Problem statement: Only the pictures are to be left out, and the rest of the entries should be reproduced exactly.

* * * * *

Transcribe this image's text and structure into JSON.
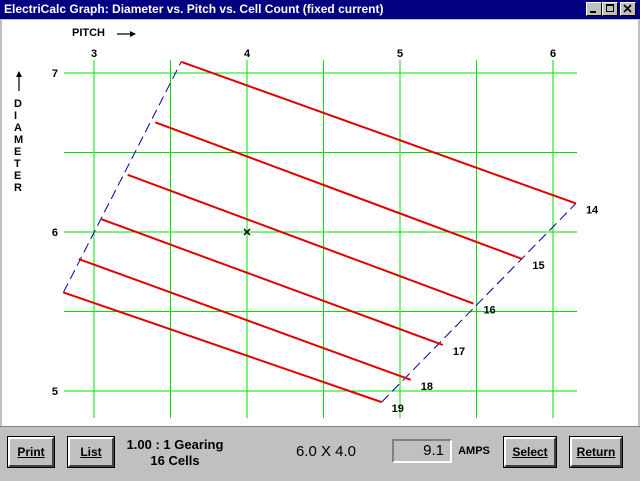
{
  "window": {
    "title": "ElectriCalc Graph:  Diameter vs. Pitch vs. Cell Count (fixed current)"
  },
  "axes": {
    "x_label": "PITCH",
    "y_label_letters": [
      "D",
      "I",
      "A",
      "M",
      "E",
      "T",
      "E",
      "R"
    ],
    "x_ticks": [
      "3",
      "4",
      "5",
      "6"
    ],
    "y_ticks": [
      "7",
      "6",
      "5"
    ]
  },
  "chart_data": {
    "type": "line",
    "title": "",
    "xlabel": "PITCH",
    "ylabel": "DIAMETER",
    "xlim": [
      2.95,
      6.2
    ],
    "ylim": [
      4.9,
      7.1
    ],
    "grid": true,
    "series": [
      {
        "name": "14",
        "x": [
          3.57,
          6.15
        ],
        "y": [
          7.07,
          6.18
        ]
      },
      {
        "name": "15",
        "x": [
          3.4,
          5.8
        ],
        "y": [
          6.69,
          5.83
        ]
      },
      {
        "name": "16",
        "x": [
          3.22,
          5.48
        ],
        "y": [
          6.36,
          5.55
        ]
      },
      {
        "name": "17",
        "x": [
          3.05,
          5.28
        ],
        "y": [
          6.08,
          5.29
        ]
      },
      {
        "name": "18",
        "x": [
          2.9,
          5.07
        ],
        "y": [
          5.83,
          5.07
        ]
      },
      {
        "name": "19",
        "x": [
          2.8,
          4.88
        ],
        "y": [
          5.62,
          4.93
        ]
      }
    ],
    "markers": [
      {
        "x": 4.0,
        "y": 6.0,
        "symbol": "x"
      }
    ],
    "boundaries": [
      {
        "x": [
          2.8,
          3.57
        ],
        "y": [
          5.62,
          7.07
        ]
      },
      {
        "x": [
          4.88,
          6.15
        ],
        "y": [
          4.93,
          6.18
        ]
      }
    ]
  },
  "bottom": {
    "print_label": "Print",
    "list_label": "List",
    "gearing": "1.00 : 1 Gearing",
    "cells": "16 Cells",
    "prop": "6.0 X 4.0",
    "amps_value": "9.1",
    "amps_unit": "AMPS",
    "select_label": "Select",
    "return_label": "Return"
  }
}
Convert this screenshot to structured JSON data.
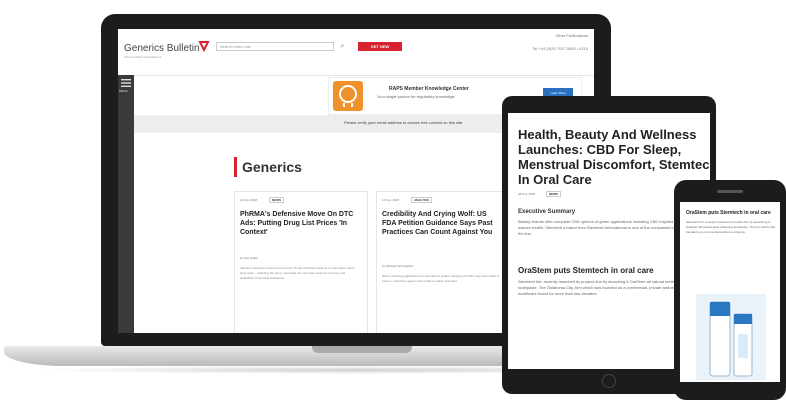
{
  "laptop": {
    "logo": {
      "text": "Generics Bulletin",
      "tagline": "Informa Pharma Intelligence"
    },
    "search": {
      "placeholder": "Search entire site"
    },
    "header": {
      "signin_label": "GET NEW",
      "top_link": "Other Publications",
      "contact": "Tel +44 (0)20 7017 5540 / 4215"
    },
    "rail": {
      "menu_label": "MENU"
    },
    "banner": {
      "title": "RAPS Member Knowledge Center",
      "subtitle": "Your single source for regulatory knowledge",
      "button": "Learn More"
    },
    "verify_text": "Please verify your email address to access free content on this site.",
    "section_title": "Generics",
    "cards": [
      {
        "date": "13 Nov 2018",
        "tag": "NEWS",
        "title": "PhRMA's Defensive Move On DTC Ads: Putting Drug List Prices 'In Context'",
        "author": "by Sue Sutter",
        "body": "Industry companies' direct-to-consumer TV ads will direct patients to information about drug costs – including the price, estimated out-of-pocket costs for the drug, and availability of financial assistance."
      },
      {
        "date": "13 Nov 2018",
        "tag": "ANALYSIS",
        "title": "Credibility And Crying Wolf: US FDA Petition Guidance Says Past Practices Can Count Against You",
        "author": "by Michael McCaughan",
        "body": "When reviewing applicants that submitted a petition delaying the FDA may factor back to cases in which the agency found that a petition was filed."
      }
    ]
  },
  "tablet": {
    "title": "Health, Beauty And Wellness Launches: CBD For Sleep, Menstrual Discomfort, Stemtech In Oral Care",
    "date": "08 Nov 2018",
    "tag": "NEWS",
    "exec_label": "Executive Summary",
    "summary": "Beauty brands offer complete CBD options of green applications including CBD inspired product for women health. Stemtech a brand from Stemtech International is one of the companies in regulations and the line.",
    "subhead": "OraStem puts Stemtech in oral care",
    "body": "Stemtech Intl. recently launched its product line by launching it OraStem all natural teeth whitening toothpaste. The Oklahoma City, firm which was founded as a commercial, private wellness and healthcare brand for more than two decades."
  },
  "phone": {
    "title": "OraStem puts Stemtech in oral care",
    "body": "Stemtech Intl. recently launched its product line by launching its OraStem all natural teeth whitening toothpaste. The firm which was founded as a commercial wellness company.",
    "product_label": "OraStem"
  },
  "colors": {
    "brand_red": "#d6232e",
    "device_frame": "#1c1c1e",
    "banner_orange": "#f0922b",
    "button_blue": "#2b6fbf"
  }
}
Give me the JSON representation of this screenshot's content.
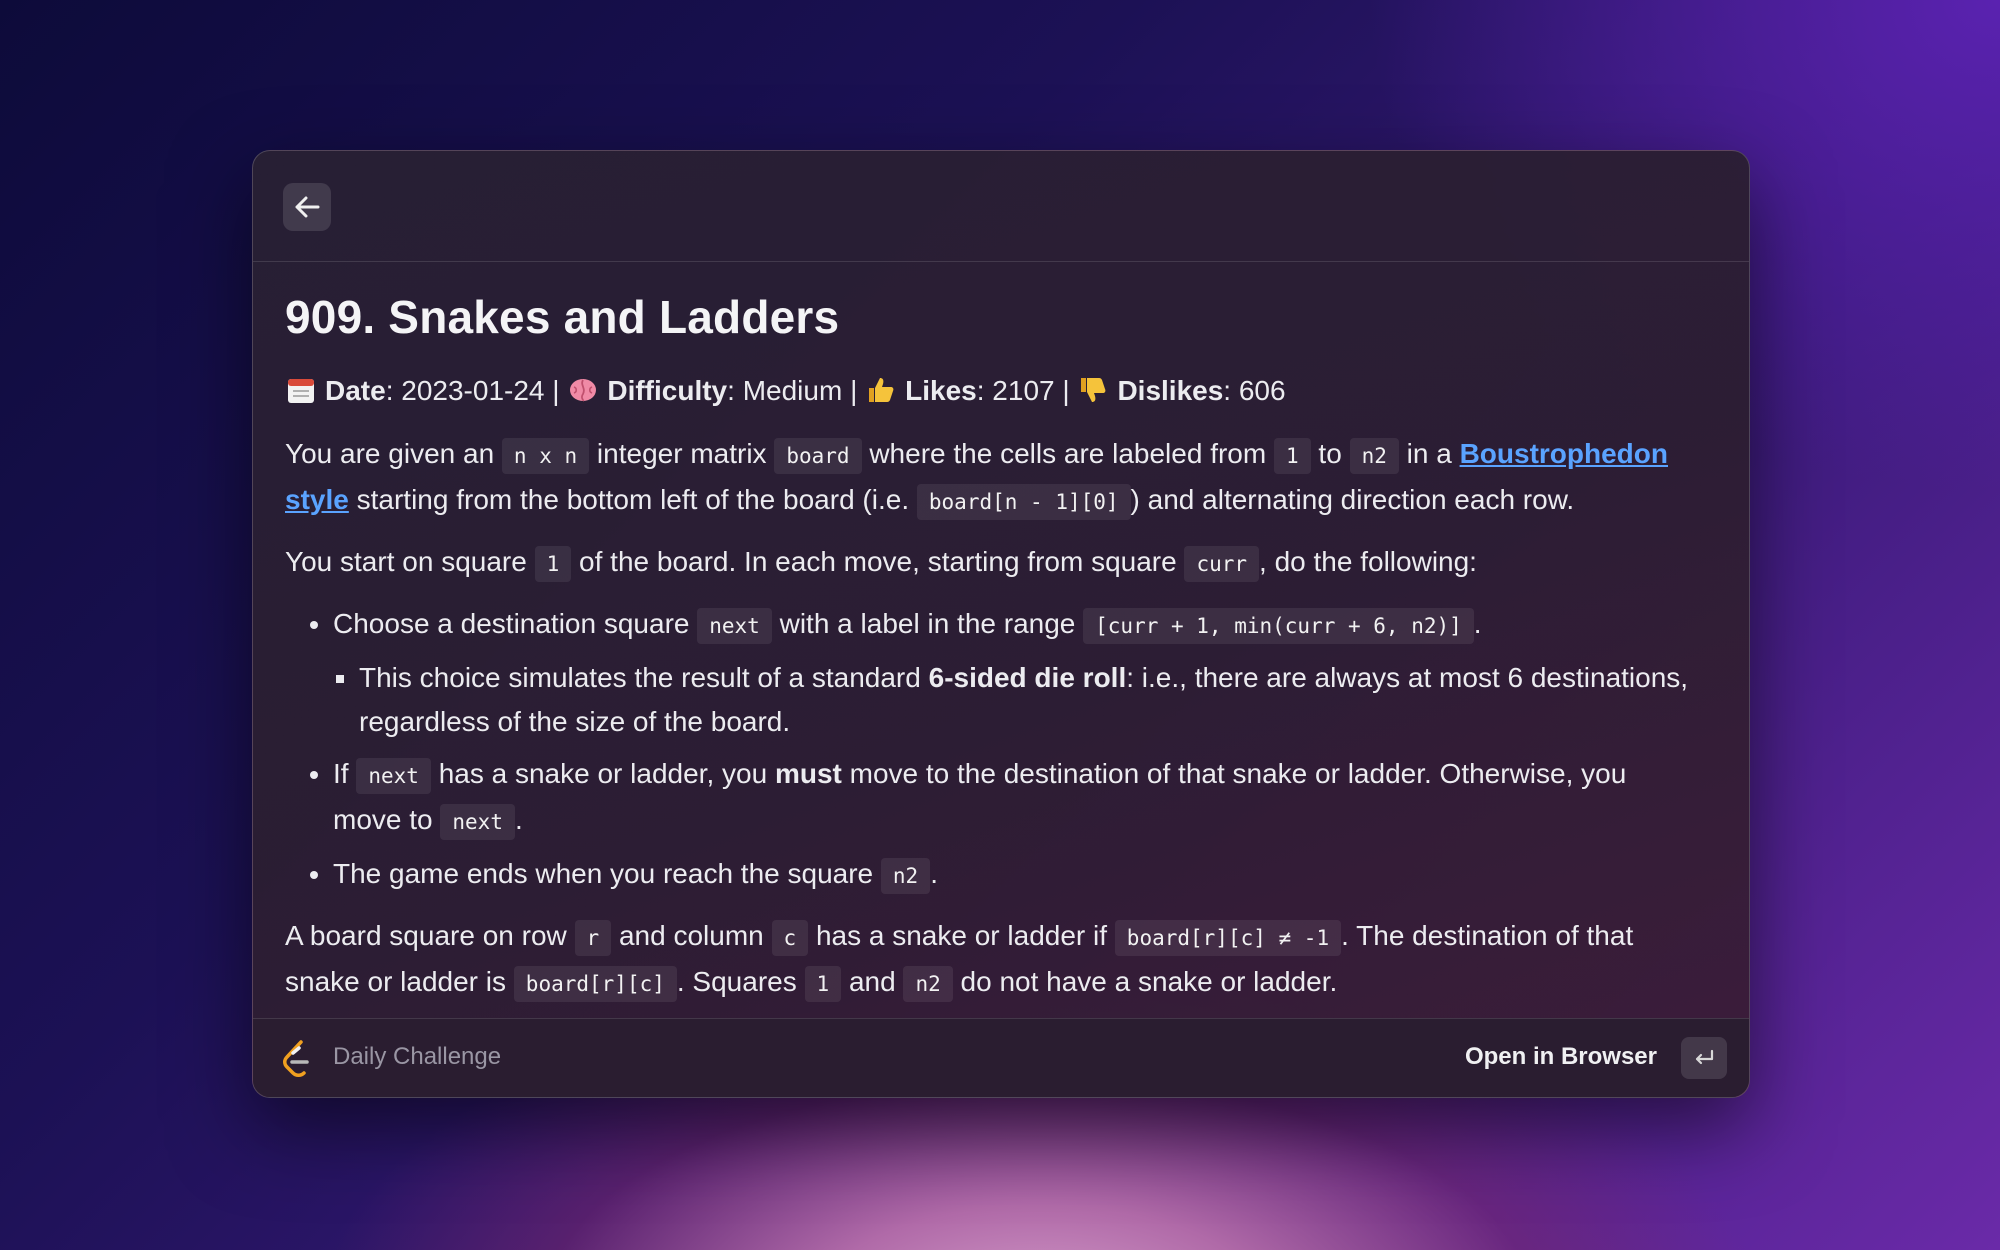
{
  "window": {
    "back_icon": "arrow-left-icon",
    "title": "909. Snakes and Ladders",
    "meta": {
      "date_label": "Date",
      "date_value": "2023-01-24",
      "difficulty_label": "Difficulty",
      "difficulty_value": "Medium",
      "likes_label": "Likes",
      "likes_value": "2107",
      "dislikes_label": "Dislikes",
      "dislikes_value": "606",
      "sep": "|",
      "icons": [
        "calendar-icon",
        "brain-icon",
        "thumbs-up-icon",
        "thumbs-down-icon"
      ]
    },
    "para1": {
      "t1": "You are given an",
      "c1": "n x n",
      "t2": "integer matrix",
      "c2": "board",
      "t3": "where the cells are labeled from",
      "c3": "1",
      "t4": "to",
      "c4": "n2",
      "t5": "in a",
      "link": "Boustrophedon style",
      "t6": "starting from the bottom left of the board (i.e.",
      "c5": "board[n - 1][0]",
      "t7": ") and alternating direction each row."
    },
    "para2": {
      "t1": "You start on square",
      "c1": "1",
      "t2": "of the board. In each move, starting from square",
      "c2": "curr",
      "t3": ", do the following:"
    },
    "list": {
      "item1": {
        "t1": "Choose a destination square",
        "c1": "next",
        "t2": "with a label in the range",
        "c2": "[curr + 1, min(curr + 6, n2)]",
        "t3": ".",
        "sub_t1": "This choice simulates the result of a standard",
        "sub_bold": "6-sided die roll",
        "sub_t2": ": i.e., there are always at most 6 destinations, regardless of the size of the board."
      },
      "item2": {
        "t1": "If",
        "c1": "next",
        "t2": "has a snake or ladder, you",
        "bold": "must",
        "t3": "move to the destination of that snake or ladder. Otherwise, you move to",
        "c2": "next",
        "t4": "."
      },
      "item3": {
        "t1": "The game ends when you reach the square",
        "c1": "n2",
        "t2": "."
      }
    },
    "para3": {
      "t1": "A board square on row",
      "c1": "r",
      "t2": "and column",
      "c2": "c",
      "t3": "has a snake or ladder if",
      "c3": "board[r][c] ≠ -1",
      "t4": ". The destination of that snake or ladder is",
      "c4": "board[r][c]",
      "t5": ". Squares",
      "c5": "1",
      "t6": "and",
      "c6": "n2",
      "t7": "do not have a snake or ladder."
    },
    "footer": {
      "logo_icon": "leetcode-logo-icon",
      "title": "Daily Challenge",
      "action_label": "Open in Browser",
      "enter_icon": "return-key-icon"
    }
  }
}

* * * * *

Written response:
Transcribe this image's text and structure into JSON.
{
  "window": {
    "title": "ElectriCalc Graph:  Diameter vs. Pitch vs. Cell Count (fixed current)"
  },
  "axes": {
    "x_label": "PITCH",
    "y_label_letters": [
      "D",
      "I",
      "A",
      "M",
      "E",
      "T",
      "E",
      "R"
    ],
    "x_ticks": [
      "3",
      "4",
      "5",
      "6"
    ],
    "y_ticks": [
      "7",
      "6",
      "5"
    ]
  },
  "chart_data": {
    "type": "line",
    "title": "",
    "xlabel": "PITCH",
    "ylabel": "DIAMETER",
    "xlim": [
      2.95,
      6.2
    ],
    "ylim": [
      4.9,
      7.1
    ],
    "grid": true,
    "series": [
      {
        "name": "14",
        "x": [
          3.57,
          6.15
        ],
        "y": [
          7.07,
          6.18
        ]
      },
      {
        "name": "15",
        "x": [
          3.4,
          5.8
        ],
        "y": [
          6.69,
          5.83
        ]
      },
      {
        "name": "16",
        "x": [
          3.22,
          5.48
        ],
        "y": [
          6.36,
          5.55
        ]
      },
      {
        "name": "17",
        "x": [
          3.05,
          5.28
        ],
        "y": [
          6.08,
          5.29
        ]
      },
      {
        "name": "18",
        "x": [
          2.9,
          5.07
        ],
        "y": [
          5.83,
          5.07
        ]
      },
      {
        "name": "19",
        "x": [
          2.8,
          4.88
        ],
        "y": [
          5.62,
          4.93
        ]
      }
    ],
    "markers": [
      {
        "x": 4.0,
        "y": 6.0,
        "symbol": "x"
      }
    ],
    "boundaries": [
      {
        "x": [
          2.8,
          3.57
        ],
        "y": [
          5.62,
          7.07
        ]
      },
      {
        "x": [
          4.88,
          6.15
        ],
        "y": [
          4.93,
          6.18
        ]
      }
    ]
  },
  "bottom": {
    "print_label": "Print",
    "list_label": "List",
    "gearing": "1.00 : 1 Gearing",
    "cells": "16 Cells",
    "prop": "6.0 X 4.0",
    "amps_value": "9.1",
    "amps_unit": "AMPS",
    "select_label": "Select",
    "return_label": "Return"
  }
}
Convert this screenshot to structured JSON data.
{
  "laptop": {
    "logo": {
      "text": "Generics Bulletin",
      "tagline": "Informa Pharma Intelligence"
    },
    "search": {
      "placeholder": "Search entire site"
    },
    "header": {
      "signin_label": "GET NEW",
      "top_link": "Other Publications",
      "contact": "Tel +44 (0)20 7017 5540 / 4215"
    },
    "rail": {
      "menu_label": "MENU"
    },
    "banner": {
      "title": "RAPS Member Knowledge Center",
      "subtitle": "Your single source for regulatory knowledge",
      "button": "Learn More"
    },
    "verify_text": "Please verify your email address to access free content on this site.",
    "section_title": "Generics",
    "cards": [
      {
        "date": "13 Nov 2018",
        "tag": "NEWS",
        "title": "PhRMA's Defensive Move On DTC Ads: Putting Drug List Prices 'In Context'",
        "author": "by Sue Sutter",
        "body": "Industry companies' direct-to-consumer TV ads will direct patients to information about drug costs – including the price, estimated out-of-pocket costs for the drug, and availability of financial assistance."
      },
      {
        "date": "13 Nov 2018",
        "tag": "ANALYSIS",
        "title": "Credibility And Crying Wolf: US FDA Petition Guidance Says Past Practices Can Count Against You",
        "author": "by Michael McCaughan",
        "body": "When reviewing applicants that submitted a petition delaying the FDA may factor back to cases in which the agency found that a petition was filed."
      }
    ]
  },
  "tablet": {
    "title": "Health, Beauty And Wellness Launches: CBD For Sleep, Menstrual Discomfort, Stemtech In Oral Care",
    "date": "08 Nov 2018",
    "tag": "NEWS",
    "exec_label": "Executive Summary",
    "summary": "Beauty brands offer complete CBD options of green applications including CBD inspired product for women health. Stemtech a brand from Stemtech International is one of the companies in regulations and the line.",
    "subhead": "OraStem puts Stemtech in oral care",
    "body": "Stemtech Intl. recently launched its product line by launching it OraStem all natural teeth whitening toothpaste. The Oklahoma City, firm which was founded as a commercial, private wellness and healthcare brand for more than two decades."
  },
  "phone": {
    "title": "OraStem puts Stemtech in oral care",
    "body": "Stemtech Intl. recently launched its product line by launching its OraStem all natural teeth whitening toothpaste. The firm which was founded as a commercial wellness company.",
    "product_label": "OraStem"
  },
  "colors": {
    "brand_red": "#d6232e",
    "device_frame": "#1c1c1e",
    "banner_orange": "#f0922b",
    "button_blue": "#2b6fbf"
  }
}
Give me the JSON representation of this screenshot's content.
{
  "window": {
    "back_icon": "arrow-left-icon",
    "title": "909. Snakes and Ladders",
    "meta": {
      "date_label": "Date",
      "date_value": "2023-01-24",
      "difficulty_label": "Difficulty",
      "difficulty_value": "Medium",
      "likes_label": "Likes",
      "likes_value": "2107",
      "dislikes_label": "Dislikes",
      "dislikes_value": "606",
      "sep": "|",
      "icons": [
        "calendar-icon",
        "brain-icon",
        "thumbs-up-icon",
        "thumbs-down-icon"
      ]
    },
    "para1": {
      "t1": "You are given an",
      "c1": "n x n",
      "t2": "integer matrix",
      "c2": "board",
      "t3": "where the cells are labeled from",
      "c3": "1",
      "t4": "to",
      "c4": "n2",
      "t5": "in a",
      "link": "Boustrophedon style",
      "t6": "starting from the bottom left of the board (i.e.",
      "c5": "board[n - 1][0]",
      "t7": ") and alternating direction each row."
    },
    "para2": {
      "t1": "You start on square",
      "c1": "1",
      "t2": "of the board. In each move, starting from square",
      "c2": "curr",
      "t3": ", do the following:"
    },
    "list": {
      "item1": {
        "t1": "Choose a destination square",
        "c1": "next",
        "t2": "with a label in the range",
        "c2": "[curr + 1, min(curr + 6, n2)]",
        "t3": ".",
        "sub_t1": "This choice simulates the result of a standard",
        "sub_bold": "6-sided die roll",
        "sub_t2": ": i.e., there are always at most 6 destinations, regardless of the size of the board."
      },
      "item2": {
        "t1": "If",
        "c1": "next",
        "t2": "has a snake or ladder, you",
        "bold": "must",
        "t3": "move to the destination of that snake or ladder. Otherwise, you move to",
        "c2": "next",
        "t4": "."
      },
      "item3": {
        "t1": "The game ends when you reach the square",
        "c1": "n2",
        "t2": "."
      }
    },
    "para3": {
      "t1": "A board square on row",
      "c1": "r",
      "t2": "and column",
      "c2": "c",
      "t3": "has a snake or ladder if",
      "c3": "board[r][c] ≠ -1",
      "t4": ". The destination of that snake or ladder is",
      "c4": "board[r][c]",
      "t5": ". Squares",
      "c5": "1",
      "t6": "and",
      "c6": "n2",
      "t7": "do not have a snake or ladder."
    },
    "footer": {
      "logo_icon": "leetcode-logo-icon",
      "title": "Daily Challenge",
      "action_label": "Open in Browser",
      "enter_icon": "return-key-icon"
    }
  }
}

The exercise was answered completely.